# START OF Material provided
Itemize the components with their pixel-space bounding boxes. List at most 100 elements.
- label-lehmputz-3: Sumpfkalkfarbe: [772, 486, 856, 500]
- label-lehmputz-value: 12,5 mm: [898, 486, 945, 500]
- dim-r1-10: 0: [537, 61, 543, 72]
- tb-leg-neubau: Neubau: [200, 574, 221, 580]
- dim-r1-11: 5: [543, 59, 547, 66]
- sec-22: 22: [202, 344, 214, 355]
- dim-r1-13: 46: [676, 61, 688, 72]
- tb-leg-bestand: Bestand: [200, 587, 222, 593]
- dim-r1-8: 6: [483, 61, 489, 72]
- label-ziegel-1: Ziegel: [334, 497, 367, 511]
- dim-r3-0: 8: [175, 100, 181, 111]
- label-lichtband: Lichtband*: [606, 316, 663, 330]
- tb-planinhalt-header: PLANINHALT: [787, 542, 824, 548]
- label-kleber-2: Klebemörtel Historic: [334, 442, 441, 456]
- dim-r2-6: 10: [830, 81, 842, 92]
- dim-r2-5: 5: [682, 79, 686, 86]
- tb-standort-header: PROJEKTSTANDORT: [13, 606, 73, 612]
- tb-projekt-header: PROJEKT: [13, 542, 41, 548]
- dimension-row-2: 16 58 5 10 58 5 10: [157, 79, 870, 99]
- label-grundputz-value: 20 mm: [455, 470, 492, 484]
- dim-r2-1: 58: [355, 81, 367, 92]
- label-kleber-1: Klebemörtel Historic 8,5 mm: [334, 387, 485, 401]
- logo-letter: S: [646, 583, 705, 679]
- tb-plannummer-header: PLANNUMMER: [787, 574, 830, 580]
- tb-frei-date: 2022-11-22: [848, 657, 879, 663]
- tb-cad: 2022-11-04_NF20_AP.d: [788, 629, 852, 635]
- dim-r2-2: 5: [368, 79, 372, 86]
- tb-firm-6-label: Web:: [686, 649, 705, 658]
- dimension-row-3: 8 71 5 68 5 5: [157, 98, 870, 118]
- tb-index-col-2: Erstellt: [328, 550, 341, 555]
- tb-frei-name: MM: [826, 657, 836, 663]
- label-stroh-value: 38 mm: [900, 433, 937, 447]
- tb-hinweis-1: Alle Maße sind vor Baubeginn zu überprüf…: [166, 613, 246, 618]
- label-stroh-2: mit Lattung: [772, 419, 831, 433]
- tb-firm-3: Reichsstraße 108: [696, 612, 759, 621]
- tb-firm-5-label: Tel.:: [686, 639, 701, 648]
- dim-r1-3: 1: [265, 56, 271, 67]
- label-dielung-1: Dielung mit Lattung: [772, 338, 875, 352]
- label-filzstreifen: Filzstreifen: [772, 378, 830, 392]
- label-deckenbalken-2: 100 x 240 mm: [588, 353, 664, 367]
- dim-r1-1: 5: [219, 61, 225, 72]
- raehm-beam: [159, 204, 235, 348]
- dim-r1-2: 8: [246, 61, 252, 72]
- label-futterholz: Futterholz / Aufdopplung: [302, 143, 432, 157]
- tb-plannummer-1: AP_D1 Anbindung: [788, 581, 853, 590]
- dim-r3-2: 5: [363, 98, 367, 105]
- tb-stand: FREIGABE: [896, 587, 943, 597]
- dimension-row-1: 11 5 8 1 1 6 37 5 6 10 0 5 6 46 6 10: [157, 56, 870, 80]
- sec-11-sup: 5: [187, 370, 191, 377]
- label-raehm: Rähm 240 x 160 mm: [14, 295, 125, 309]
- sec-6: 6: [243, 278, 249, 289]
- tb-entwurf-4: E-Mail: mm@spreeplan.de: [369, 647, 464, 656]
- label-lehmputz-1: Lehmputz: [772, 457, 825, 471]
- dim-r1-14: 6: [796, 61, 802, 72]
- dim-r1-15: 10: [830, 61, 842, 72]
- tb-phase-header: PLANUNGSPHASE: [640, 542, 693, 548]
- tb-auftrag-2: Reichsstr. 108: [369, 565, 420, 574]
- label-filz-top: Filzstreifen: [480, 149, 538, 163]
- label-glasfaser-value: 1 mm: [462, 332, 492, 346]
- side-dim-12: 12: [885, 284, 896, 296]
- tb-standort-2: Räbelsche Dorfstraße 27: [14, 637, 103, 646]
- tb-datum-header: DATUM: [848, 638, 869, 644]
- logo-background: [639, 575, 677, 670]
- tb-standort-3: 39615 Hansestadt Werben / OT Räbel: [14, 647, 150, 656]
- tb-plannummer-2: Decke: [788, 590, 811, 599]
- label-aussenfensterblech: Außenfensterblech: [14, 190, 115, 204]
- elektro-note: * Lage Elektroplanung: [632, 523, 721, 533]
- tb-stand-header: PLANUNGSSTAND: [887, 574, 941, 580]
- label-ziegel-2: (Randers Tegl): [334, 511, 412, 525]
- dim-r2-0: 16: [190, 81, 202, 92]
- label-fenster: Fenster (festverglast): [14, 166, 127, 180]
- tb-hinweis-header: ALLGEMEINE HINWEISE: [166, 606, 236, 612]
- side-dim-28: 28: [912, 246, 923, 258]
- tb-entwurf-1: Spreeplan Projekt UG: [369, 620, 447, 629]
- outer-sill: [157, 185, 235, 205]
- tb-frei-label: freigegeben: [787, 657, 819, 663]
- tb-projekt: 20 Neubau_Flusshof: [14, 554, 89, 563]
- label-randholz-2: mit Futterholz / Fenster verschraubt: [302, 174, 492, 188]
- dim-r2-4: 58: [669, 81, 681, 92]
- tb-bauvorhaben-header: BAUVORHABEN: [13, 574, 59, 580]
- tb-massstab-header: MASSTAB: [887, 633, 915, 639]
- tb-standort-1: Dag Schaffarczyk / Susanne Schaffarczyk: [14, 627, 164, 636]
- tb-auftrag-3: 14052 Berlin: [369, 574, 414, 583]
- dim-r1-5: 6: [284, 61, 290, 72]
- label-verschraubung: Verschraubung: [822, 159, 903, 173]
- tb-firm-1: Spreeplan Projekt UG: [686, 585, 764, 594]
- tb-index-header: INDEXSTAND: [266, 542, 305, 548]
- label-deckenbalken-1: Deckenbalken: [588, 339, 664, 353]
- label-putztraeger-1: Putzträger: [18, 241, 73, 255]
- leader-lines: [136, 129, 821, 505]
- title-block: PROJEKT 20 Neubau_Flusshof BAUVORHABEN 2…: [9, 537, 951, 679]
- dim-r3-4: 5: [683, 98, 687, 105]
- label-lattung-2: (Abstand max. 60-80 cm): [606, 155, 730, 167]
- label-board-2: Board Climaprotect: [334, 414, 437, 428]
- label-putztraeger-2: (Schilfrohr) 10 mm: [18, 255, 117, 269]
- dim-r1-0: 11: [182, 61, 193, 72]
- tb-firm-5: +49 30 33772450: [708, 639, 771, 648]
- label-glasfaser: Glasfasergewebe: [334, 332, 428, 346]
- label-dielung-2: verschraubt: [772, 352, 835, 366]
# END OF Material provided
What is expected:
Copy out every entry above word for word, leaving nothing out and changing nothing.

Solution to this problem:
Itemize the components with their pixel-space bounding boxes. List at most 100 elements.
- label-lehmputz-3: Sumpfkalkfarbe: [772, 486, 856, 500]
- label-lehmputz-value: 12,5 mm: [898, 486, 945, 500]
- dim-r1-10: 0: [537, 61, 543, 72]
- tb-leg-neubau: Neubau: [200, 574, 221, 580]
- dim-r1-11: 5: [543, 59, 547, 66]
- sec-22: 22: [202, 344, 214, 355]
- dim-r1-13: 46: [676, 61, 688, 72]
- tb-leg-bestand: Bestand: [200, 587, 222, 593]
- dim-r1-8: 6: [483, 61, 489, 72]
- label-ziegel-1: Ziegel: [334, 497, 367, 511]
- dim-r3-0: 8: [175, 100, 181, 111]
- label-lichtband: Lichtband*: [606, 316, 663, 330]
- tb-planinhalt-header: PLANINHALT: [787, 542, 824, 548]
- label-kleber-2: Klebemörtel Historic: [334, 442, 441, 456]
- dim-r2-6: 10: [830, 81, 842, 92]
- dim-r2-5: 5: [682, 79, 686, 86]
- tb-standort-header: PROJEKTSTANDORT: [13, 606, 73, 612]
- tb-projekt-header: PROJEKT: [13, 542, 41, 548]
- dimension-row-2: 16 58 5 10 58 5 10: [157, 79, 870, 99]
- label-grundputz-value: 20 mm: [455, 470, 492, 484]
- dim-r2-1: 58: [355, 81, 367, 92]
- label-kleber-1: Klebemörtel Historic 8,5 mm: [334, 387, 485, 401]
- logo-letter: S: [646, 583, 705, 679]
- tb-plannummer-header: PLANNUMMER: [787, 574, 830, 580]
- tb-frei-date: 2022-11-22: [848, 657, 879, 663]
- tb-cad: 2022-11-04_NF20_AP.d: [788, 629, 852, 635]
- dim-r2-2: 5: [368, 79, 372, 86]
- tb-firm-6-label: Web:: [686, 649, 705, 658]
- dimension-row-3: 8 71 5 68 5 5: [157, 98, 870, 118]
- tb-index-col-2: Erstellt: [328, 550, 341, 555]
- tb-frei-name: MM: [826, 657, 836, 663]
- label-stroh-value: 38 mm: [900, 433, 937, 447]
- tb-hinweis-1: Alle Maße sind vor Baubeginn zu überprüf…: [166, 613, 246, 618]
- label-stroh-2: mit Lattung: [772, 419, 831, 433]
- tb-firm-3: Reichsstraße 108: [696, 612, 759, 621]
- tb-firm-5-label: Tel.:: [686, 639, 701, 648]
- dim-r1-3: 1: [265, 56, 271, 67]
- label-dielung-1: Dielung mit Lattung: [772, 338, 875, 352]
- label-filzstreifen: Filzstreifen: [772, 378, 830, 392]
- label-deckenbalken-2: 100 x 240 mm: [588, 353, 664, 367]
- dim-r1-1: 5: [219, 61, 225, 72]
- raehm-beam: [159, 204, 235, 348]
- dim-r1-2: 8: [246, 61, 252, 72]
- label-futterholz: Futterholz / Aufdopplung: [302, 143, 432, 157]
- tb-plannummer-1: AP_D1 Anbindung: [788, 581, 853, 590]
- dim-r3-2: 5: [363, 98, 367, 105]
- tb-stand: FREIGABE: [896, 587, 943, 597]
- dimension-row-1: 11 5 8 1 1 6 37 5 6 10 0 5 6 46 6 10: [157, 56, 870, 80]
- sec-11-sup: 5: [187, 370, 191, 377]
- label-raehm: Rähm 240 x 160 mm: [14, 295, 125, 309]
- sec-6: 6: [243, 278, 249, 289]
- tb-entwurf-4: E-Mail: mm@spreeplan.de: [369, 647, 464, 656]
- label-lehmputz-1: Lehmputz: [772, 457, 825, 471]
- dim-r1-14: 6: [796, 61, 802, 72]
- dim-r1-15: 10: [830, 61, 842, 72]
- tb-phase-header: PLANUNGSPHASE: [640, 542, 693, 548]
- tb-auftrag-2: Reichsstr. 108: [369, 565, 420, 574]
- label-filz-top: Filzstreifen: [480, 149, 538, 163]
- label-glasfaser-value: 1 mm: [462, 332, 492, 346]
- side-dim-12: 12: [885, 284, 896, 296]
- tb-standort-2: Räbelsche Dorfstraße 27: [14, 637, 103, 646]
- tb-datum-header: DATUM: [848, 638, 869, 644]
- logo-background: [639, 575, 677, 670]
- tb-standort-3: 39615 Hansestadt Werben / OT Räbel: [14, 647, 150, 656]
- tb-plannummer-2: Decke: [788, 590, 811, 599]
- label-aussenfensterblech: Außenfensterblech: [14, 190, 115, 204]
- elektro-note: * Lage Elektroplanung: [632, 523, 721, 533]
- tb-stand-header: PLANUNGSSTAND: [887, 574, 941, 580]
- label-ziegel-2: (Randers Tegl): [334, 511, 412, 525]
- dim-r2-0: 16: [190, 81, 202, 92]
- label-fenster: Fenster (festverglast): [14, 166, 127, 180]
- tb-hinweis-header: ALLGEMEINE HINWEISE: [166, 606, 236, 612]
- side-dim-28: 28: [912, 246, 923, 258]
- tb-entwurf-1: Spreeplan Projekt UG: [369, 620, 447, 629]
- outer-sill: [157, 185, 235, 205]
- tb-frei-label: freigegeben: [787, 657, 819, 663]
- tb-projekt: 20 Neubau_Flusshof: [14, 554, 89, 563]
- label-randholz-2: mit Futterholz / Fenster verschraubt: [302, 174, 492, 188]
- dim-r2-4: 58: [669, 81, 681, 92]
- tb-bauvorhaben-header: BAUVORHABEN: [13, 574, 59, 580]
- tb-massstab-header: MASSTAB: [887, 633, 915, 639]
- tb-standort-1: Dag Schaffarczyk / Susanne Schaffarczyk: [14, 627, 164, 636]
- tb-auftrag-3: 14052 Berlin: [369, 574, 414, 583]
- dim-r1-5: 6: [284, 61, 290, 72]
- label-verschraubung: Verschraubung: [822, 159, 903, 173]
- tb-firm-1: Spreeplan Projekt UG: [686, 585, 764, 594]
- tb-index-header: INDEXSTAND: [266, 542, 305, 548]
- label-deckenbalken-1: Deckenbalken: [588, 339, 664, 353]
- label-putztraeger-1: Putzträger: [18, 241, 73, 255]
- leader-lines: [136, 129, 821, 505]
- title-block: PROJEKT 20 Neubau_Flusshof BAUVORHABEN 2…: [9, 537, 951, 679]
- dim-r3-4: 5: [683, 98, 687, 105]
- label-lattung-2: (Abstand max. 60-80 cm): [606, 155, 730, 167]
- label-board-2: Board Climaprotect: [334, 414, 437, 428]
- label-putztraeger-2: (Schilfrohr) 10 mm: [18, 255, 117, 269]
- dim-r1-0: 11: [182, 61, 193, 72]
- tb-firm-5: +49 30 33772450: [708, 639, 771, 648]
- label-glasfaser: Glasfasergewebe: [334, 332, 428, 346]
- label-dielung-2: verschraubt: [772, 352, 835, 366]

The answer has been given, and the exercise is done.